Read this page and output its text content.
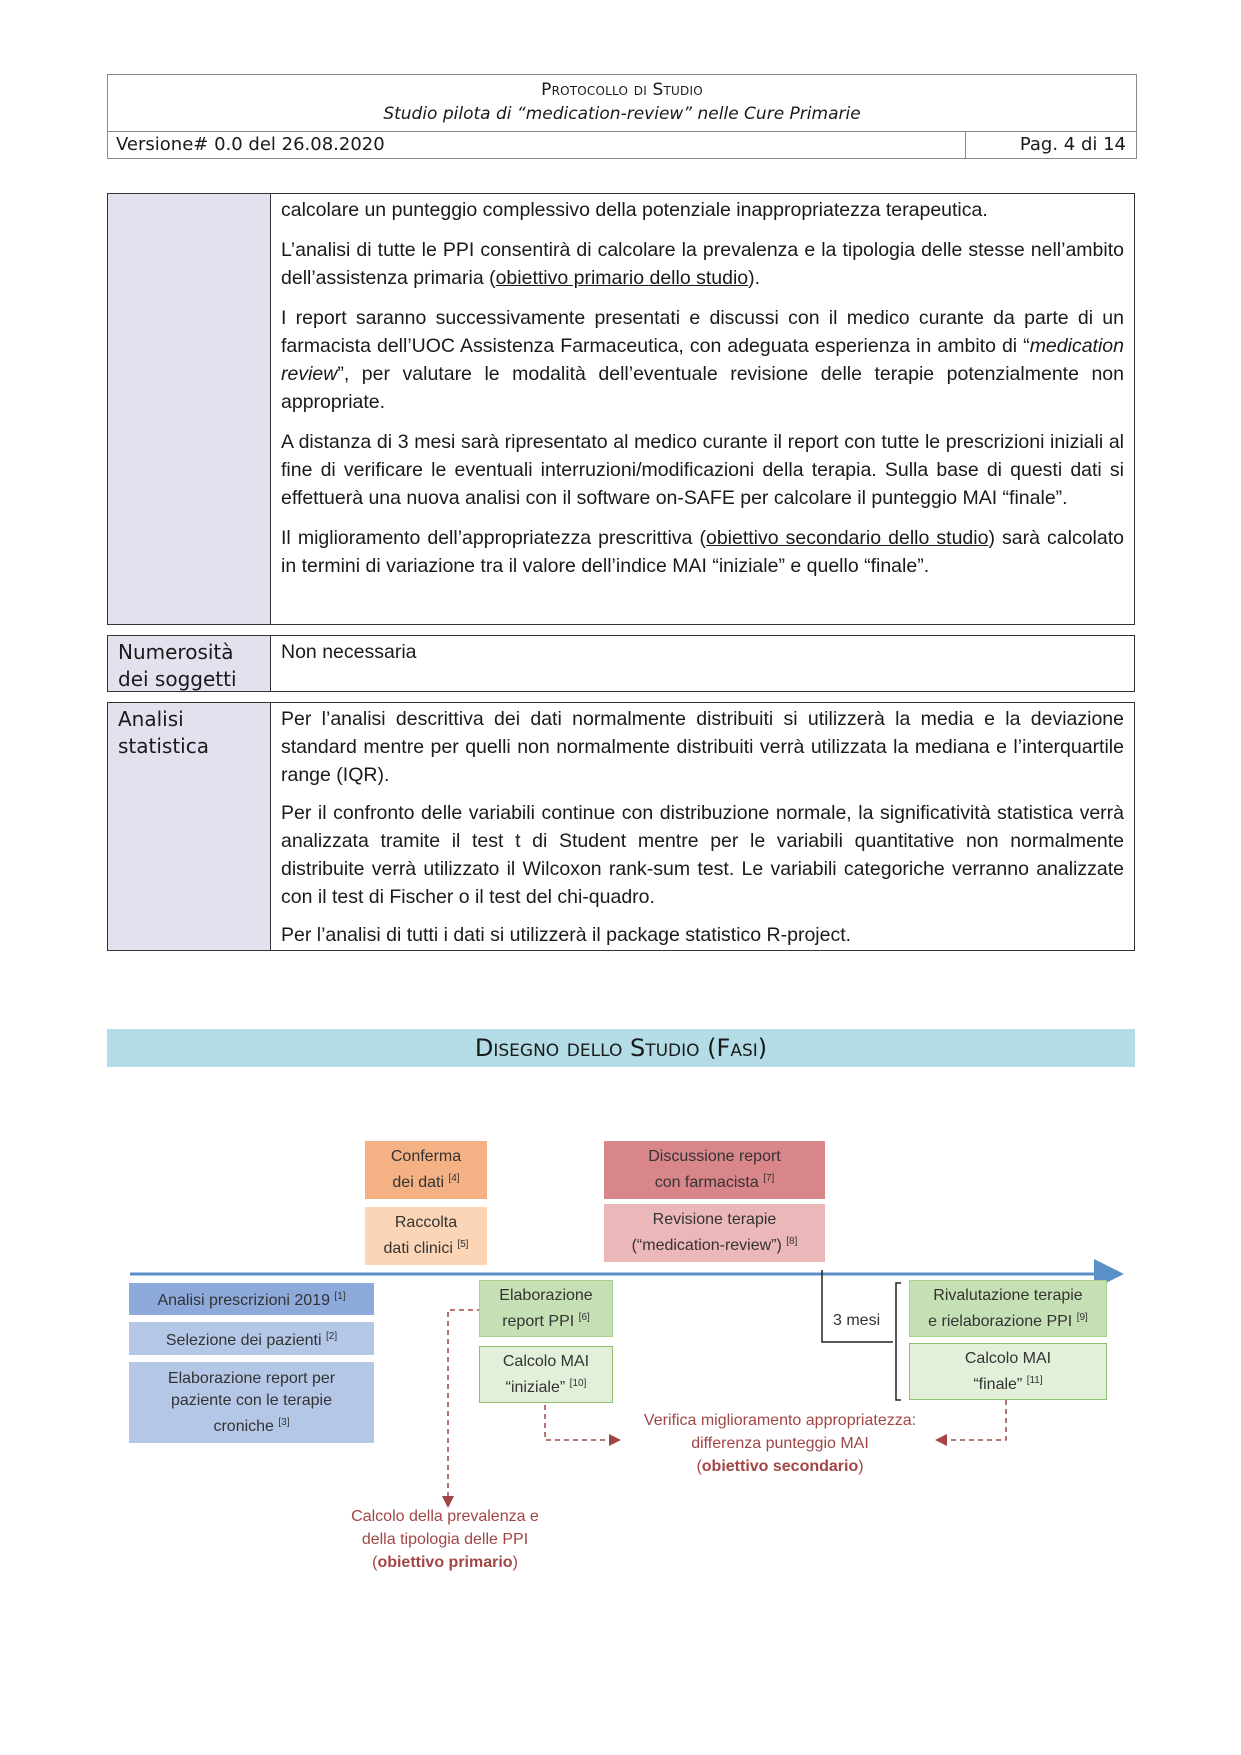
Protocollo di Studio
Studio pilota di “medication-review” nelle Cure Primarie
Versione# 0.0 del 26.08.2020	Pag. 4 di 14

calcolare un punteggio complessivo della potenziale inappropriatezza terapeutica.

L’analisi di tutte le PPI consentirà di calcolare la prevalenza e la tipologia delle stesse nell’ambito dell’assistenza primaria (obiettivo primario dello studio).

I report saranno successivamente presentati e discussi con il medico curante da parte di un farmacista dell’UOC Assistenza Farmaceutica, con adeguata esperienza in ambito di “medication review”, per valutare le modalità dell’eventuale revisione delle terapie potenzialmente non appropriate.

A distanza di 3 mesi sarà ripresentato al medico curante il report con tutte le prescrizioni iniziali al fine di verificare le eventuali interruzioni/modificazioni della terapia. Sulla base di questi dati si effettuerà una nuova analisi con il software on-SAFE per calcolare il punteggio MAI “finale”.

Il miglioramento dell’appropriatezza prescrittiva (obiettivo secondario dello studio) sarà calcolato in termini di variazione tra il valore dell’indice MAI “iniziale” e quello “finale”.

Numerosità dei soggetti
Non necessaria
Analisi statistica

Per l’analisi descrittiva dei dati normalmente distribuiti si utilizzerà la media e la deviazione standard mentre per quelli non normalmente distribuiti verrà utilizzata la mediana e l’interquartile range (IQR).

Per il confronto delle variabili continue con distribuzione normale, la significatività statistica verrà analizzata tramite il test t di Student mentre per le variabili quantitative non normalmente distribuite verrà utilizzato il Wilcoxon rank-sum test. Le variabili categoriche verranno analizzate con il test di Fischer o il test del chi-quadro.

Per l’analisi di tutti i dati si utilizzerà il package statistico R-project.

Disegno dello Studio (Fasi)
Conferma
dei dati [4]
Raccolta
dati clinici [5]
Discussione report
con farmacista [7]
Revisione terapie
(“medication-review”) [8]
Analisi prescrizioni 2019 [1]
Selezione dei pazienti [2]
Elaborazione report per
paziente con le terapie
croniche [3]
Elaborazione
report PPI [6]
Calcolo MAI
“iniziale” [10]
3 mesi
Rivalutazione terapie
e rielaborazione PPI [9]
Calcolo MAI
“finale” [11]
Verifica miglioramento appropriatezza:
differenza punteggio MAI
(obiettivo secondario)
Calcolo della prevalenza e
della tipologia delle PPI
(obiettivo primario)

...

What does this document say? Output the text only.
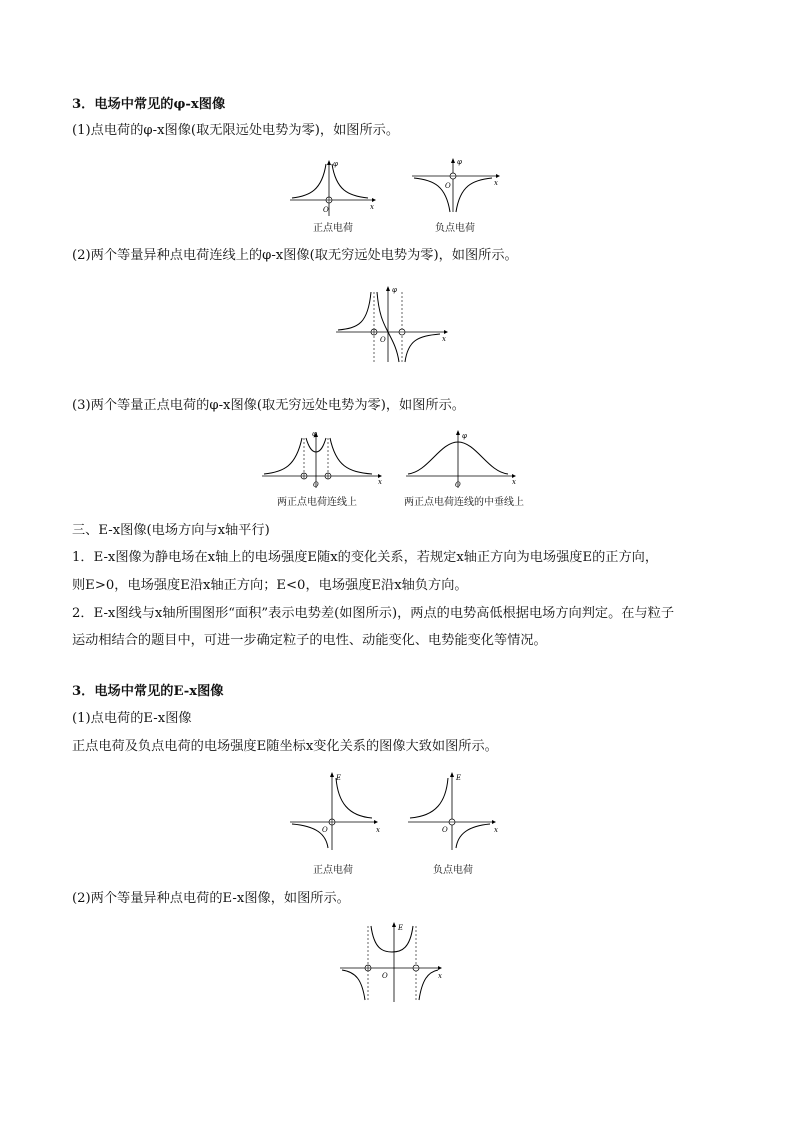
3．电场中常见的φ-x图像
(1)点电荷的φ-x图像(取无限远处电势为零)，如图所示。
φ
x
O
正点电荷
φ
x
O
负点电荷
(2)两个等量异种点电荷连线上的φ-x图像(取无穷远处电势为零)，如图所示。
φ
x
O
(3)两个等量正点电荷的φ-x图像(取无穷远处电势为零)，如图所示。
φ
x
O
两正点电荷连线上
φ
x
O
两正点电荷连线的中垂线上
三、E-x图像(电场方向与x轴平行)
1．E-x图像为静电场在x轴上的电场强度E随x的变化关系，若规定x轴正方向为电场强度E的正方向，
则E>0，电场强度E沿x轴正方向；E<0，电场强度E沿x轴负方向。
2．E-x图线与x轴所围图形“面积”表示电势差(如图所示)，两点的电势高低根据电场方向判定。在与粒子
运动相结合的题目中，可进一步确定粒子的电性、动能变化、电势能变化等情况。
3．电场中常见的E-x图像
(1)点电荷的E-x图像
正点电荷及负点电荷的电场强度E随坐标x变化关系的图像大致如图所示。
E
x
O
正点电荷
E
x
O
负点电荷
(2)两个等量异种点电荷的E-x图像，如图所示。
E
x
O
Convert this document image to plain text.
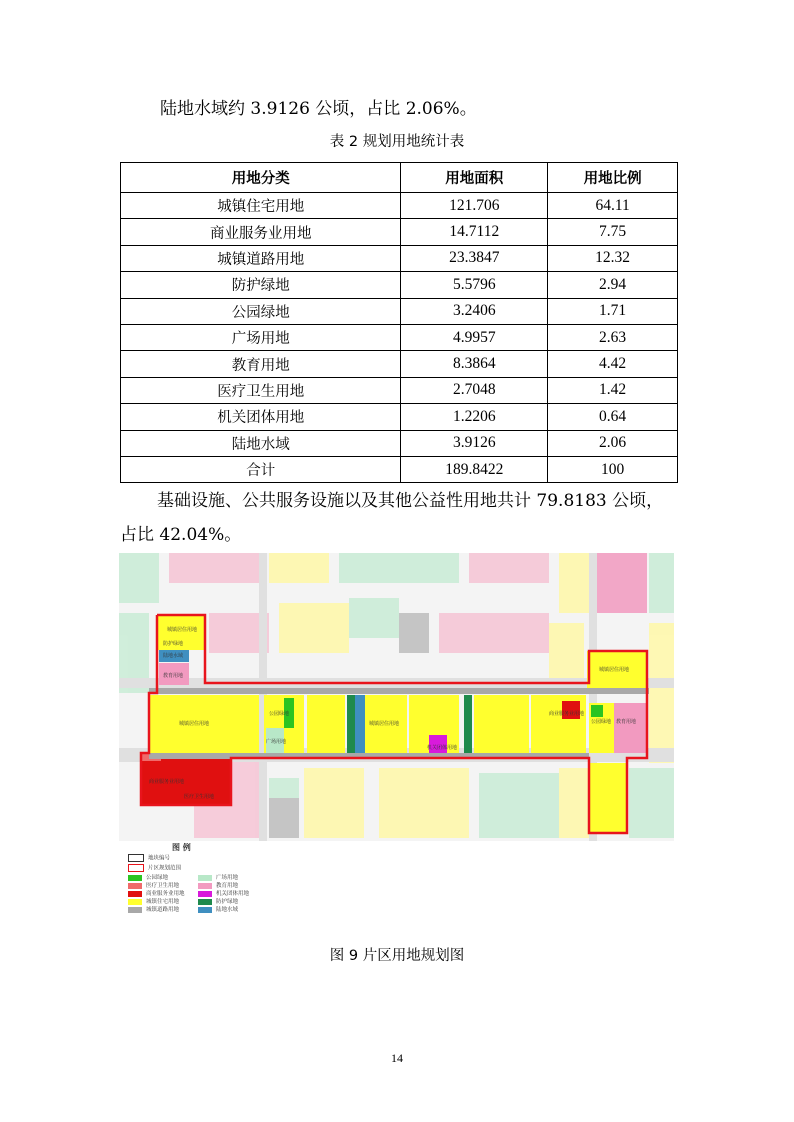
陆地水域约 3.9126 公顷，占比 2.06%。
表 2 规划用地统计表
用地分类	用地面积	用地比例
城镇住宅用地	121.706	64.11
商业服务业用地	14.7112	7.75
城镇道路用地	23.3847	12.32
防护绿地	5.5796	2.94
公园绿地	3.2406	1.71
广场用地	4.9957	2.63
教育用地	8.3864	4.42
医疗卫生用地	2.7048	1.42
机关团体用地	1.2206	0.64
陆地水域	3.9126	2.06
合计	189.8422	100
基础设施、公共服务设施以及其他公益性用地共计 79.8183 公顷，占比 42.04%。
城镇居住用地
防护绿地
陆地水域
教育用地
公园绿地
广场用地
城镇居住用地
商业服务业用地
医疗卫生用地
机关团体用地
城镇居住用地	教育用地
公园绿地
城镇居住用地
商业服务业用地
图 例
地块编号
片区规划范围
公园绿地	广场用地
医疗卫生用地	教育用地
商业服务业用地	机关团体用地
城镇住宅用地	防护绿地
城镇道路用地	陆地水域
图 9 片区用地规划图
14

...

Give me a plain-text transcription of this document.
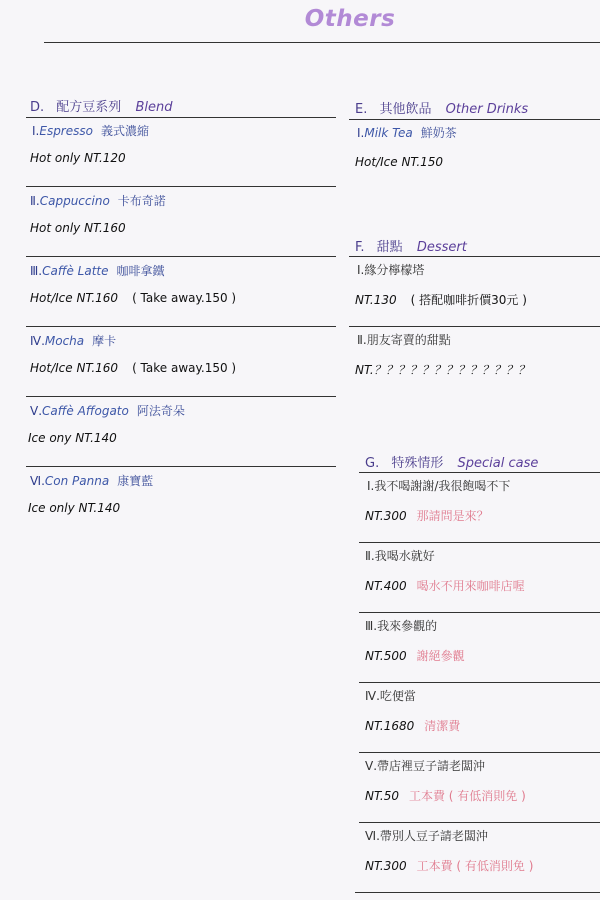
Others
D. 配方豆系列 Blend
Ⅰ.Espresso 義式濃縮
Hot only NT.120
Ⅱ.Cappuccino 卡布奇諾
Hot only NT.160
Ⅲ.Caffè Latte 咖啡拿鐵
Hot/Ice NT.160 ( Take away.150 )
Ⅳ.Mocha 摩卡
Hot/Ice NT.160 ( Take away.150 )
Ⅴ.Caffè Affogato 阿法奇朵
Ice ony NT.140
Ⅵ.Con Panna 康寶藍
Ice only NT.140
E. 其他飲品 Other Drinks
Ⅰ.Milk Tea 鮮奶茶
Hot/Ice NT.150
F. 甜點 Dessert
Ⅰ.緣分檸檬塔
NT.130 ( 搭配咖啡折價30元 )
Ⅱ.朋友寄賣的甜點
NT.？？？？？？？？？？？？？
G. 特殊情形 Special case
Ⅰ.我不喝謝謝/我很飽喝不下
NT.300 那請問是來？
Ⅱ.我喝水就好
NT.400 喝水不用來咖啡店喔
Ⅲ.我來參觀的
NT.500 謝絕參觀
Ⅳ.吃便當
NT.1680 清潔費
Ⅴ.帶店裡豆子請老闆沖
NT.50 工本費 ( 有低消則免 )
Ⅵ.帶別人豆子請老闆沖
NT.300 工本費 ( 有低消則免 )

• BRIEF: Pull out each line containing the word "normalmente" and copy it.

• REPLY TO THE EXERCISE:
Per l’analisi descrittiva dei dati normalmente distribuiti si utilizzerà la media e la deviazione standard mentre per quelli non normalmente distribuiti verrà utilizzata la mediana e l’interquartile range (IQR).
Per il confronto delle variabili continue con distribuzione normale, la significatività statistica verrà analizzata tramite il test t di Student mentre per le variabili quantitative non normalmente distribuite verrà utilizzato il Wilcoxon rank-sum test. Le variabili categoriche verranno analizzate con il test di Fischer o il test del chi-quadro.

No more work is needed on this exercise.